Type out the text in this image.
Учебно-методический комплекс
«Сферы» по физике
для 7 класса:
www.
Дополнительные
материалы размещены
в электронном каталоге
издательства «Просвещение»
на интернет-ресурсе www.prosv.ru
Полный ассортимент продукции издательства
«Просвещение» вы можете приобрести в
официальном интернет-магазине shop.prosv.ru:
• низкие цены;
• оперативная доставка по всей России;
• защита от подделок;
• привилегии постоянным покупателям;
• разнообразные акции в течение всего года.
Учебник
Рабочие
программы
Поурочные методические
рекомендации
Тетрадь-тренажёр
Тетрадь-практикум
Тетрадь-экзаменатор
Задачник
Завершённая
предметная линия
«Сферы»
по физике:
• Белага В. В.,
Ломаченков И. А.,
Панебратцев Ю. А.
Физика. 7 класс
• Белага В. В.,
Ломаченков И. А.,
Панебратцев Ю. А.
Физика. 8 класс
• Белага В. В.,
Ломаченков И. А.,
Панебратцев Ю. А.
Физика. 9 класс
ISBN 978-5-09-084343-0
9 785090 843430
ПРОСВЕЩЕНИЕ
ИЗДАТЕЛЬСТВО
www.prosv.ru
------
Set all of the records down again, exactly as they stand.

Type out the text in this image.
Учебно-методический комплекс
«Сферы» по физике
для 7 класса:
www.
Дополнительные
материалы размещены
в электронном каталоге
издательства «Просвещение»
на интернет-ресурсе www.prosv.ru
Полный ассортимент продукции издательства
«Просвещение» вы можете приобрести в
официальном интернет-магазине shop.prosv.ru:
• низкие цены;
• оперативная доставка по всей России;
• защита от подделок;
• привилегии постоянным покупателям;
• разнообразные акции в течение всего года.
Учебник
Рабочие
программы
Поурочные методические
рекомендации
Тетрадь-тренажёр
Тетрадь-практикум
Тетрадь-экзаменатор
Задачник
Завершённая
предметная линия
«Сферы»
по физике:
• Белага В. В.,
Ломаченков И. А.,
Панебратцев Ю. А.
Физика. 7 класс
• Белага В. В.,
Ломаченков И. А.,
Панебратцев Ю. А.
Физика. 8 класс
• Белага В. В.,
Ломаченков И. А.,
Панебратцев Ю. А.
Физика. 9 класс
ISBN 978-5-09-084343-0
9 785090 843430
ПРОСВЕЩЕНИЕ
ИЗДАТЕЛЬСТВО
www.prosv.ru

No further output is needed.